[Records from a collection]
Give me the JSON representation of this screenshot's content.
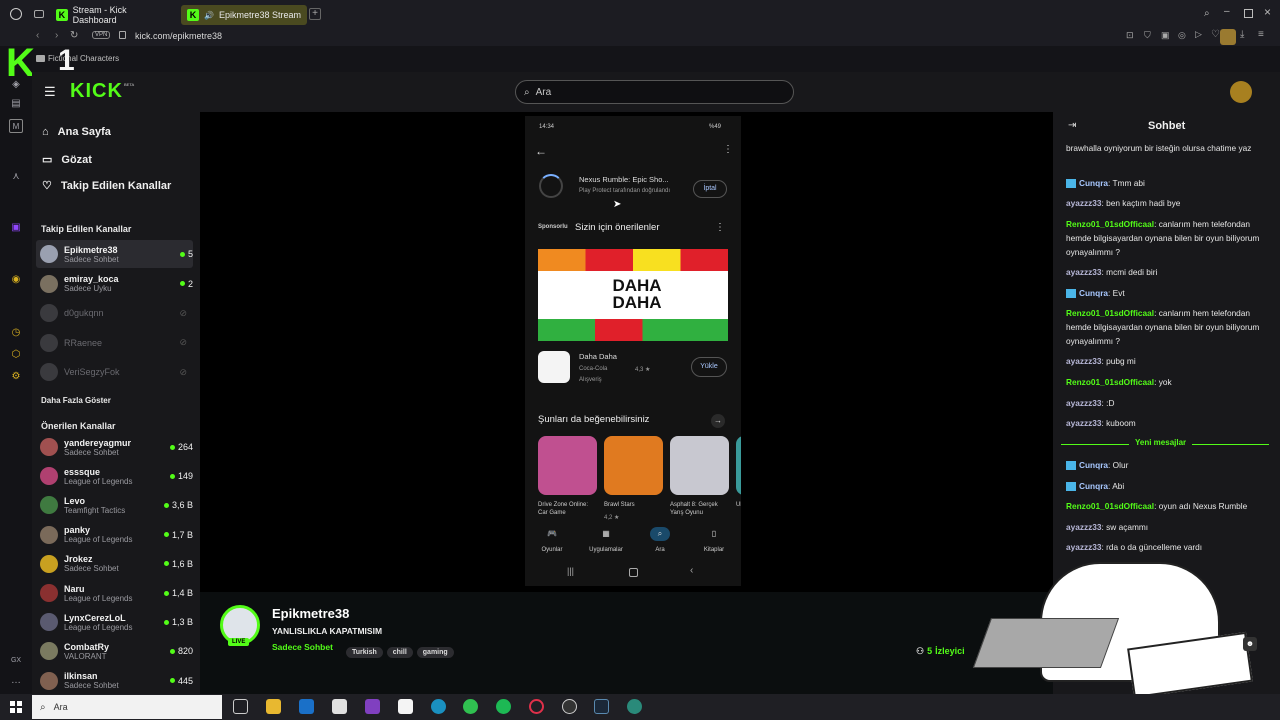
{
  "browser": {
    "tabs": [
      "Stream - Kick Dashboard",
      "Epikmetre38 Stream"
    ],
    "vpn": "VPN",
    "url": "kick.com/epikmetre38",
    "bookmark": "Fictional Characters"
  },
  "overlay": {
    "logo_letter": "K",
    "logo_number": "1"
  },
  "kick": {
    "logo": "KICK",
    "beta": "BETA",
    "search_placeholder": "Ara"
  },
  "sidebar": {
    "nav": [
      "Ana Sayfa",
      "Gözat",
      "Takip Edilen Kanallar"
    ],
    "followed_title": "Takip Edilen Kanallar",
    "followed": [
      {
        "name": "Epikmetre38",
        "sub": "Sadece Sohbet",
        "viewers": "5",
        "color": "#9aa0b0"
      },
      {
        "name": "emiray_koca",
        "sub": "Sadece Uyku",
        "viewers": "2",
        "color": "#7a7060"
      },
      {
        "name": "d0gukqnn",
        "sub": "",
        "viewers": "",
        "color": "#3a3a3e"
      },
      {
        "name": "RRaenee",
        "sub": "",
        "viewers": "",
        "color": "#3a3a3e"
      },
      {
        "name": "VeriSegzyFok",
        "sub": "",
        "viewers": "",
        "color": "#3a3a3e"
      }
    ],
    "more": "Daha Fazla Göster",
    "suggested_title": "Önerilen Kanallar",
    "suggested": [
      {
        "name": "yandereyagmur",
        "sub": "Sadece Sohbet",
        "viewers": "264",
        "color": "#a05050"
      },
      {
        "name": "esssque",
        "sub": "League of Legends",
        "viewers": "149",
        "color": "#b04070"
      },
      {
        "name": "Levo",
        "sub": "Teamfight Tactics",
        "viewers": "3,6 B",
        "color": "#3f7a40"
      },
      {
        "name": "panky",
        "sub": "League of Legends",
        "viewers": "1,7 B",
        "color": "#7a6a5a"
      },
      {
        "name": "Jrokez",
        "sub": "Sadece Sohbet",
        "viewers": "1,6 B",
        "color": "#c8a020"
      },
      {
        "name": "Naru",
        "sub": "League of Legends",
        "viewers": "1,4 B",
        "color": "#8a3030"
      },
      {
        "name": "LynxCerezLoL",
        "sub": "League of Legends",
        "viewers": "1,3 B",
        "color": "#5a5a70"
      },
      {
        "name": "CombatRy",
        "sub": "VALORANT",
        "viewers": "820",
        "color": "#7a7a60"
      },
      {
        "name": "ilkinsan",
        "sub": "Sadece Sohbet",
        "viewers": "445",
        "color": "#806050"
      }
    ]
  },
  "phone": {
    "status_time": "14:34",
    "status_right": "%49",
    "app_name": "Nexus Rumble: Epic Sho...",
    "app_sub": "Play Protect tarafından doğrulandı",
    "cancel": "İptal",
    "sponsored": "Sponsorlu",
    "rec_title": "Sizin için önerilenler",
    "banner_text": "DAHA DAHA",
    "app2_name": "Daha Daha",
    "app2_dev": "Coca-Cola",
    "app2_rating": "4,3 ★",
    "app2_cat": "Alışveriş",
    "install": "Yükle",
    "like_title": "Şunları da beğenebilirsiniz",
    "games": [
      {
        "name": "Drive Zone Online: Car Game",
        "rating": ""
      },
      {
        "name": "Brawl Stars",
        "rating": "4,2 ★"
      },
      {
        "name": "Asphalt 8: Gerçek Yarış Oyunu",
        "rating": ""
      },
      {
        "name": "Ul M",
        "rating": ""
      }
    ],
    "bottom_nav": [
      "Oyunlar",
      "Uygulamalar",
      "Ara",
      "Kitaplar"
    ]
  },
  "stream": {
    "channel": "Epikmetre38",
    "live": "LIVE",
    "title": "YANLISLIKLA KAPATMISIM",
    "category": "Sadece Sohbet",
    "tags": [
      "Turkish",
      "chill",
      "gaming"
    ],
    "viewers": "5",
    "viewers_label": "İzleyici"
  },
  "chat": {
    "title": "Sohbet",
    "messages": [
      {
        "user": "",
        "text": "brawhalla oyniyorum bir isteğin olursa chatime yaz",
        "color": "#e6e6e6"
      },
      {
        "user": "Cunqra",
        "text": "Tmm abi",
        "color": "#a8c8ff",
        "badge": true
      },
      {
        "user": "ayazzz33",
        "text": "ben kaçtım hadi bye",
        "color": "#b8b8d8"
      },
      {
        "user": "Renzo01_01sdOfficaal",
        "text": "canlarım hem telefondan hemde bilgisayardan oynana bilen bir oyun biliyorum oynayalımmı ?",
        "color": "#53fc18"
      },
      {
        "user": "ayazzz33",
        "text": "mcmi dedi biri",
        "color": "#b8b8d8"
      },
      {
        "user": "Cunqra",
        "text": "Evt",
        "color": "#a8c8ff",
        "badge": true
      },
      {
        "user": "Renzo01_01sdOfficaal",
        "text": "canlarım hem telefondan hemde bilgisayardan oynana bilen bir oyun biliyorum oynayalımmı ?",
        "color": "#53fc18"
      },
      {
        "user": "ayazzz33",
        "text": "pubg mi",
        "color": "#b8b8d8"
      },
      {
        "user": "Renzo01_01sdOfficaal",
        "text": "yok",
        "color": "#53fc18"
      },
      {
        "user": "ayazzz33",
        "text": ":D",
        "color": "#b8b8d8"
      },
      {
        "user": "ayazzz33",
        "text": "kuboom",
        "color": "#b8b8d8"
      }
    ],
    "new_messages": "Yeni mesajlar",
    "messages2": [
      {
        "user": "Cunqra",
        "text": "Olur",
        "color": "#a8c8ff",
        "badge": true
      },
      {
        "user": "Cunqra",
        "text": "Abi",
        "color": "#a8c8ff",
        "badge": true
      },
      {
        "user": "Renzo01_01sdOfficaal",
        "text": "oyun adı Nexus Rumble",
        "color": "#53fc18"
      },
      {
        "user": "ayazzz33",
        "text": "sw açammı",
        "color": "#b8b8d8"
      },
      {
        "user": "ayazzz33",
        "text": "rda o da güncelleme vardı",
        "color": "#b8b8d8"
      }
    ]
  },
  "taskbar": {
    "search": "Ara"
  }
}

▶ [THE REQUEST]: Return the listing above unchanged, apart from dropping its pictures.

▶ [ANSWER TO THE EXERCISE]:
Give me the JSON representation of this screenshot's content.
{
  "browser": {
    "tabs": [
      "Stream - Kick Dashboard",
      "Epikmetre38 Stream"
    ],
    "vpn": "VPN",
    "url": "kick.com/epikmetre38",
    "bookmark": "Fictional Characters"
  },
  "overlay": {
    "logo_letter": "K",
    "logo_number": "1"
  },
  "kick": {
    "logo": "KICK",
    "beta": "BETA",
    "search_placeholder": "Ara"
  },
  "sidebar": {
    "nav": [
      "Ana Sayfa",
      "Gözat",
      "Takip Edilen Kanallar"
    ],
    "followed_title": "Takip Edilen Kanallar",
    "followed": [
      {
        "name": "Epikmetre38",
        "sub": "Sadece Sohbet",
        "viewers": "5",
        "color": "#9aa0b0"
      },
      {
        "name": "emiray_koca",
        "sub": "Sadece Uyku",
        "viewers": "2",
        "color": "#7a7060"
      },
      {
        "name": "d0gukqnn",
        "sub": "",
        "viewers": "",
        "color": "#3a3a3e"
      },
      {
        "name": "RRaenee",
        "sub": "",
        "viewers": "",
        "color": "#3a3a3e"
      },
      {
        "name": "VeriSegzyFok",
        "sub": "",
        "viewers": "",
        "color": "#3a3a3e"
      }
    ],
    "more": "Daha Fazla Göster",
    "suggested_title": "Önerilen Kanallar",
    "suggested": [
      {
        "name": "yandereyagmur",
        "sub": "Sadece Sohbet",
        "viewers": "264",
        "color": "#a05050"
      },
      {
        "name": "esssque",
        "sub": "League of Legends",
        "viewers": "149",
        "color": "#b04070"
      },
      {
        "name": "Levo",
        "sub": "Teamfight Tactics",
        "viewers": "3,6 B",
        "color": "#3f7a40"
      },
      {
        "name": "panky",
        "sub": "League of Legends",
        "viewers": "1,7 B",
        "color": "#7a6a5a"
      },
      {
        "name": "Jrokez",
        "sub": "Sadece Sohbet",
        "viewers": "1,6 B",
        "color": "#c8a020"
      },
      {
        "name": "Naru",
        "sub": "League of Legends",
        "viewers": "1,4 B",
        "color": "#8a3030"
      },
      {
        "name": "LynxCerezLoL",
        "sub": "League of Legends",
        "viewers": "1,3 B",
        "color": "#5a5a70"
      },
      {
        "name": "CombatRy",
        "sub": "VALORANT",
        "viewers": "820",
        "color": "#7a7a60"
      },
      {
        "name": "ilkinsan",
        "sub": "Sadece Sohbet",
        "viewers": "445",
        "color": "#806050"
      }
    ]
  },
  "phone": {
    "status_time": "14:34",
    "status_right": "%49",
    "app_name": "Nexus Rumble: Epic Sho...",
    "app_sub": "Play Protect tarafından doğrulandı",
    "cancel": "İptal",
    "sponsored": "Sponsorlu",
    "rec_title": "Sizin için önerilenler",
    "banner_text": "DAHA DAHA",
    "app2_name": "Daha Daha",
    "app2_dev": "Coca-Cola",
    "app2_rating": "4,3 ★",
    "app2_cat": "Alışveriş",
    "install": "Yükle",
    "like_title": "Şunları da beğenebilirsiniz",
    "games": [
      {
        "name": "Drive Zone Online: Car Game",
        "rating": ""
      },
      {
        "name": "Brawl Stars",
        "rating": "4,2 ★"
      },
      {
        "name": "Asphalt 8: Gerçek Yarış Oyunu",
        "rating": ""
      },
      {
        "name": "Ul M",
        "rating": ""
      }
    ],
    "bottom_nav": [
      "Oyunlar",
      "Uygulamalar",
      "Ara",
      "Kitaplar"
    ]
  },
  "stream": {
    "channel": "Epikmetre38",
    "live": "LIVE",
    "title": "YANLISLIKLA KAPATMISIM",
    "category": "Sadece Sohbet",
    "tags": [
      "Turkish",
      "chill",
      "gaming"
    ],
    "viewers": "5",
    "viewers_label": "İzleyici"
  },
  "chat": {
    "title": "Sohbet",
    "messages": [
      {
        "user": "",
        "text": "brawhalla oyniyorum bir isteğin olursa chatime yaz",
        "color": "#e6e6e6"
      },
      {
        "user": "Cunqra",
        "text": "Tmm abi",
        "color": "#a8c8ff",
        "badge": true
      },
      {
        "user": "ayazzz33",
        "text": "ben kaçtım hadi bye",
        "color": "#b8b8d8"
      },
      {
        "user": "Renzo01_01sdOfficaal",
        "text": "canlarım hem telefondan hemde bilgisayardan oynana bilen bir oyun biliyorum oynayalımmı ?",
        "color": "#53fc18"
      },
      {
        "user": "ayazzz33",
        "text": "mcmi dedi biri",
        "color": "#b8b8d8"
      },
      {
        "user": "Cunqra",
        "text": "Evt",
        "color": "#a8c8ff",
        "badge": true
      },
      {
        "user": "Renzo01_01sdOfficaal",
        "text": "canlarım hem telefondan hemde bilgisayardan oynana bilen bir oyun biliyorum oynayalımmı ?",
        "color": "#53fc18"
      },
      {
        "user": "ayazzz33",
        "text": "pubg mi",
        "color": "#b8b8d8"
      },
      {
        "user": "Renzo01_01sdOfficaal",
        "text": "yok",
        "color": "#53fc18"
      },
      {
        "user": "ayazzz33",
        "text": ":D",
        "color": "#b8b8d8"
      },
      {
        "user": "ayazzz33",
        "text": "kuboom",
        "color": "#b8b8d8"
      }
    ],
    "new_messages": "Yeni mesajlar",
    "messages2": [
      {
        "user": "Cunqra",
        "text": "Olur",
        "color": "#a8c8ff",
        "badge": true
      },
      {
        "user": "Cunqra",
        "text": "Abi",
        "color": "#a8c8ff",
        "badge": true
      },
      {
        "user": "Renzo01_01sdOfficaal",
        "text": "oyun adı Nexus Rumble",
        "color": "#53fc18"
      },
      {
        "user": "ayazzz33",
        "text": "sw açammı",
        "color": "#b8b8d8"
      },
      {
        "user": "ayazzz33",
        "text": "rda o da güncelleme vardı",
        "color": "#b8b8d8"
      }
    ]
  },
  "taskbar": {
    "search": "Ara"
  }
}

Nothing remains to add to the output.